___ AVAILABLE RECORDS
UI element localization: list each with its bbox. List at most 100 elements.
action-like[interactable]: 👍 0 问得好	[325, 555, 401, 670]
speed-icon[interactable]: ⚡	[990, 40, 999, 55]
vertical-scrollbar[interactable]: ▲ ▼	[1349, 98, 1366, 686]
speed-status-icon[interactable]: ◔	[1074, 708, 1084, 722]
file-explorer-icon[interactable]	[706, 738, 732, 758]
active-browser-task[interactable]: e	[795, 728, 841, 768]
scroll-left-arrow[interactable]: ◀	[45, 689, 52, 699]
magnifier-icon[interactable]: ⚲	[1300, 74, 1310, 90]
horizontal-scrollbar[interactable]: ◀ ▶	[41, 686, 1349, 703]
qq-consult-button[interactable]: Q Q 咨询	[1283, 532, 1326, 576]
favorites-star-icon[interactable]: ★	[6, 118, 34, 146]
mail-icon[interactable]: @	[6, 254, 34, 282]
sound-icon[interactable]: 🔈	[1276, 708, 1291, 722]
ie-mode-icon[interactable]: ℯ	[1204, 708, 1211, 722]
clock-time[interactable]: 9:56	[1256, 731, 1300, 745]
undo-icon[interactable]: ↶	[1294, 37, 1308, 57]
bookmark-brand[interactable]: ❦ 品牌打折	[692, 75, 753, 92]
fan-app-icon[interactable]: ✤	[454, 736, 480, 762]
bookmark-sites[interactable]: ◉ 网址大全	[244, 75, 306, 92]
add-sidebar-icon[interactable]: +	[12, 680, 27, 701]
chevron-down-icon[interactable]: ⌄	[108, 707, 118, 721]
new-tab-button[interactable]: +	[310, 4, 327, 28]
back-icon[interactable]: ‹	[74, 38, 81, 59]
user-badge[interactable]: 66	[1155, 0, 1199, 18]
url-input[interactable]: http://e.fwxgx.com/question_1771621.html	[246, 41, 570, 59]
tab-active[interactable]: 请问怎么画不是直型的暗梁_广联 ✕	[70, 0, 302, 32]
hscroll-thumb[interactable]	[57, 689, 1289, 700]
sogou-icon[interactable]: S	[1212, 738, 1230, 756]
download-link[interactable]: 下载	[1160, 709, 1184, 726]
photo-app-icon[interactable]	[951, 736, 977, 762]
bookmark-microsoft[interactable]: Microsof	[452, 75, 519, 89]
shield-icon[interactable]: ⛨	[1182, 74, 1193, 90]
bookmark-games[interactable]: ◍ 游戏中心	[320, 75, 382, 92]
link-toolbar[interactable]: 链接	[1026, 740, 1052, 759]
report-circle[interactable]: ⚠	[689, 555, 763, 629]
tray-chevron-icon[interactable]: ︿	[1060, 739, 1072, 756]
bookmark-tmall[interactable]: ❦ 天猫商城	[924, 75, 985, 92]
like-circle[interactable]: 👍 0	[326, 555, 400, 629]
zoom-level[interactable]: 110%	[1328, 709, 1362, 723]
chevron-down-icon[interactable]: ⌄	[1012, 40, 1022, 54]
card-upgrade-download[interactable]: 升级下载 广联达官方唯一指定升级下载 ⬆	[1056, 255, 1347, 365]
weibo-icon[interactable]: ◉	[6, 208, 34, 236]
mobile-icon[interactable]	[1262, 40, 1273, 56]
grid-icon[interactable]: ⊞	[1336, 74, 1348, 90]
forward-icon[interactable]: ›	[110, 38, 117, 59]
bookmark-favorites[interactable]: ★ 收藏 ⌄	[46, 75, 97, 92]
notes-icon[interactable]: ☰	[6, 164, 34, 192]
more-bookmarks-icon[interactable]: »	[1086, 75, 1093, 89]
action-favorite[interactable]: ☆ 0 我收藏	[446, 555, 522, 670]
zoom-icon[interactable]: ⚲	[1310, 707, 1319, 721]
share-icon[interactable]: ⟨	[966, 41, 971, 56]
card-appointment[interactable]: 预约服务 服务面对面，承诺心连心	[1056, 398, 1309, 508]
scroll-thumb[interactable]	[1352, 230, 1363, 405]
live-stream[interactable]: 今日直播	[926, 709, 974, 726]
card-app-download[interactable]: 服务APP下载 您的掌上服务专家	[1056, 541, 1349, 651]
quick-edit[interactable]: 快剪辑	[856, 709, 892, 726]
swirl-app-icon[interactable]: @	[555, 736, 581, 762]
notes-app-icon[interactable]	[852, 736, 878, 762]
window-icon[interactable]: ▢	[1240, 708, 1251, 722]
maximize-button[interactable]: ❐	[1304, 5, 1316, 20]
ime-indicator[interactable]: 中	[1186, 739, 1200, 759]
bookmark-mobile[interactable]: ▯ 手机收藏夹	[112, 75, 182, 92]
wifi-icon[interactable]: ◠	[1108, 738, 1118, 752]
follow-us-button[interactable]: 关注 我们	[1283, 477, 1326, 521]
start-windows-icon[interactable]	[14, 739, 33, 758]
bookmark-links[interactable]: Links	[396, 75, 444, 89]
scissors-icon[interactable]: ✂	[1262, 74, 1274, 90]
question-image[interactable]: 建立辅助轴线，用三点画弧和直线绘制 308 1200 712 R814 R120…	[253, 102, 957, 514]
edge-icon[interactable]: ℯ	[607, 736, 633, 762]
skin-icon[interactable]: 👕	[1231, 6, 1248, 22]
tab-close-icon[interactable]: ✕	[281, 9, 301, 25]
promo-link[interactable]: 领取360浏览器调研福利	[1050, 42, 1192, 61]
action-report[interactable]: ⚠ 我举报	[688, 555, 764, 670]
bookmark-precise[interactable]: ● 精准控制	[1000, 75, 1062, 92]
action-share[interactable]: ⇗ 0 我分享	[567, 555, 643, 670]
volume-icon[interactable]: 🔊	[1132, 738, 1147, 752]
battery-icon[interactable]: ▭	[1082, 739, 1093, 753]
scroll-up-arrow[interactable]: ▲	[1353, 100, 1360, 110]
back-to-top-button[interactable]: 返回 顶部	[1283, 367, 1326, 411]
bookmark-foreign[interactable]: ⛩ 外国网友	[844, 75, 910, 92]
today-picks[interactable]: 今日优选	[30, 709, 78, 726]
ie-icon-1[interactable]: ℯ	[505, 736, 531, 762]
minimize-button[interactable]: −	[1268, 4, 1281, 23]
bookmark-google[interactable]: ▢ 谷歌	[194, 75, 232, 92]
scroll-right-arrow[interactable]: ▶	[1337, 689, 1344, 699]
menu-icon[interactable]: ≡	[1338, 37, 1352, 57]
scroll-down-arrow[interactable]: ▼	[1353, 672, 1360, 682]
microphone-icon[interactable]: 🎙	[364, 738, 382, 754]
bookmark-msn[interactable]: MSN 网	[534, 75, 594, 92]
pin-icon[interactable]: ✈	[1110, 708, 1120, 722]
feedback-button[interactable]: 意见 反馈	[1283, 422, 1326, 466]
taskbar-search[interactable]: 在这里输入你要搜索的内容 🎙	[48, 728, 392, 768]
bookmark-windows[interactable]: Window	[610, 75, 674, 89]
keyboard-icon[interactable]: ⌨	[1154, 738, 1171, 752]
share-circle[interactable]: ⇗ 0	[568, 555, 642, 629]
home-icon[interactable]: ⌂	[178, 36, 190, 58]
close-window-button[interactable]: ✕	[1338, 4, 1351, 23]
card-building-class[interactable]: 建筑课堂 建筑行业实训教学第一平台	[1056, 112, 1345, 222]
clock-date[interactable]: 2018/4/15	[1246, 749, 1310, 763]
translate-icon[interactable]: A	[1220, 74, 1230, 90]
______
[PROBLEM DESCRIPTION]
Rewrite the data above, changing every "interactable" to "clickable" and leaving everything else as it is.

[TASK RESULT]
UI element localization: list each with its bbox. List at most 100 elements.
action-like[clickable]: 👍 0 问得好	[325, 555, 401, 670]
speed-icon[clickable]: ⚡	[990, 40, 999, 55]
vertical-scrollbar[clickable]: ▲ ▼	[1349, 98, 1366, 686]
speed-status-icon[clickable]: ◔	[1074, 708, 1084, 722]
file-explorer-icon[clickable]	[706, 738, 732, 758]
active-browser-task[clickable]: e	[795, 728, 841, 768]
scroll-left-arrow[clickable]: ◀	[45, 689, 52, 699]
magnifier-icon[clickable]: ⚲	[1300, 74, 1310, 90]
horizontal-scrollbar[clickable]: ◀ ▶	[41, 686, 1349, 703]
qq-consult-button[clickable]: Q Q 咨询	[1283, 532, 1326, 576]
favorites-star-icon[clickable]: ★	[6, 118, 34, 146]
mail-icon[clickable]: @	[6, 254, 34, 282]
sound-icon[clickable]: 🔈	[1276, 708, 1291, 722]
ie-mode-icon[clickable]: ℯ	[1204, 708, 1211, 722]
clock-time[clickable]: 9:56	[1256, 731, 1300, 745]
undo-icon[clickable]: ↶	[1294, 37, 1308, 57]
bookmark-brand[clickable]: ❦ 品牌打折	[692, 75, 753, 92]
fan-app-icon[clickable]: ✤	[454, 736, 480, 762]
bookmark-sites[clickable]: ◉ 网址大全	[244, 75, 306, 92]
add-sidebar-icon[clickable]: +	[12, 680, 27, 701]
chevron-down-icon[clickable]: ⌄	[108, 707, 118, 721]
new-tab-button[clickable]: +	[310, 4, 327, 28]
back-icon[clickable]: ‹	[74, 38, 81, 59]
user-badge[clickable]: 66	[1155, 0, 1199, 18]
url-input[clickable]: http://e.fwxgx.com/question_1771621.html	[246, 41, 570, 59]
tab-active[clickable]: 请问怎么画不是直型的暗梁_广联 ✕	[70, 0, 302, 32]
hscroll-thumb[clickable]	[57, 689, 1289, 700]
sogou-icon[clickable]: S	[1212, 738, 1230, 756]
download-link[clickable]: 下载	[1160, 709, 1184, 726]
photo-app-icon[clickable]	[951, 736, 977, 762]
bookmark-microsoft[clickable]: Microsof	[452, 75, 519, 89]
shield-icon[clickable]: ⛨	[1182, 74, 1193, 90]
bookmark-games[clickable]: ◍ 游戏中心	[320, 75, 382, 92]
link-toolbar[clickable]: 链接	[1026, 740, 1052, 759]
report-circle[clickable]: ⚠	[689, 555, 763, 629]
tray-chevron-icon[clickable]: ︿	[1060, 739, 1072, 756]
bookmark-tmall[clickable]: ❦ 天猫商城	[924, 75, 985, 92]
like-circle[clickable]: 👍 0	[326, 555, 400, 629]
zoom-level[clickable]: 110%	[1328, 709, 1362, 723]
chevron-down-icon[clickable]: ⌄	[1012, 40, 1022, 54]
card-upgrade-download[clickable]: 升级下载 广联达官方唯一指定升级下载 ⬆	[1056, 255, 1347, 365]
weibo-icon[clickable]: ◉	[6, 208, 34, 236]
mobile-icon[clickable]	[1262, 40, 1273, 56]
grid-icon[clickable]: ⊞	[1336, 74, 1348, 90]
forward-icon[clickable]: ›	[110, 38, 117, 59]
bookmark-favorites[clickable]: ★ 收藏 ⌄	[46, 75, 97, 92]
notes-icon[clickable]: ☰	[6, 164, 34, 192]
more-bookmarks-icon[clickable]: »	[1086, 75, 1093, 89]
action-favorite[clickable]: ☆ 0 我收藏	[446, 555, 522, 670]
zoom-icon[clickable]: ⚲	[1310, 707, 1319, 721]
share-icon[clickable]: ⟨	[966, 41, 971, 56]
card-appointment[clickable]: 预约服务 服务面对面，承诺心连心	[1056, 398, 1309, 508]
scroll-thumb[clickable]	[1352, 230, 1363, 405]
live-stream[clickable]: 今日直播	[926, 709, 974, 726]
card-app-download[clickable]: 服务APP下载 您的掌上服务专家	[1056, 541, 1349, 651]
quick-edit[clickable]: 快剪辑	[856, 709, 892, 726]
swirl-app-icon[clickable]: @	[555, 736, 581, 762]
notes-app-icon[clickable]	[852, 736, 878, 762]
window-icon[clickable]: ▢	[1240, 708, 1251, 722]
maximize-button[clickable]: ❐	[1304, 5, 1316, 20]
ime-indicator[clickable]: 中	[1186, 739, 1200, 759]
bookmark-mobile[clickable]: ▯ 手机收藏夹	[112, 75, 182, 92]
wifi-icon[clickable]: ◠	[1108, 738, 1118, 752]
follow-us-button[clickable]: 关注 我们	[1283, 477, 1326, 521]
start-windows-icon[clickable]	[14, 739, 33, 758]
bookmark-links[clickable]: Links	[396, 75, 444, 89]
scissors-icon[clickable]: ✂	[1262, 74, 1274, 90]
question-image[clickable]: 建立辅助轴线，用三点画弧和直线绘制 308 1200 712 R814 R120…	[253, 102, 957, 514]
edge-icon[clickable]: ℯ	[607, 736, 633, 762]
skin-icon[clickable]: 👕	[1231, 6, 1248, 22]
tab-close-icon[clickable]: ✕	[281, 9, 301, 25]
promo-link[clickable]: 领取360浏览器调研福利	[1050, 42, 1192, 61]
action-report[clickable]: ⚠ 我举报	[688, 555, 764, 670]
bookmark-precise[clickable]: ● 精准控制	[1000, 75, 1062, 92]
action-share[clickable]: ⇗ 0 我分享	[567, 555, 643, 670]
volume-icon[clickable]: 🔊	[1132, 738, 1147, 752]
battery-icon[clickable]: ▭	[1082, 739, 1093, 753]
scroll-up-arrow[clickable]: ▲	[1353, 100, 1360, 110]
back-to-top-button[clickable]: 返回 顶部	[1283, 367, 1326, 411]
bookmark-foreign[clickable]: ⛩ 外国网友	[844, 75, 910, 92]
today-picks[clickable]: 今日优选	[30, 709, 78, 726]
ie-icon-1[clickable]: ℯ	[505, 736, 531, 762]
minimize-button[clickable]: −	[1268, 4, 1281, 23]
bookmark-google[clickable]: ▢ 谷歌	[194, 75, 232, 92]
scroll-right-arrow[clickable]: ▶	[1337, 689, 1344, 699]
menu-icon[clickable]: ≡	[1338, 37, 1352, 57]
scroll-down-arrow[clickable]: ▼	[1353, 672, 1360, 682]
microphone-icon[clickable]: 🎙	[364, 738, 382, 754]
bookmark-msn[clickable]: MSN 网	[534, 75, 594, 92]
pin-icon[clickable]: ✈	[1110, 708, 1120, 722]
feedback-button[clickable]: 意见 反馈	[1283, 422, 1326, 466]
taskbar-search[clickable]: 在这里输入你要搜索的内容 🎙	[48, 728, 392, 768]
bookmark-windows[clickable]: Window	[610, 75, 674, 89]
keyboard-icon[clickable]: ⌨	[1154, 738, 1171, 752]
share-circle[clickable]: ⇗ 0	[568, 555, 642, 629]
home-icon[clickable]: ⌂	[178, 36, 190, 58]
close-window-button[clickable]: ✕	[1338, 4, 1351, 23]
card-building-class[clickable]: 建筑课堂 建筑行业实训教学第一平台	[1056, 112, 1345, 222]
clock-date[clickable]: 2018/4/15	[1246, 749, 1310, 763]
translate-icon[clickable]: A	[1220, 74, 1230, 90]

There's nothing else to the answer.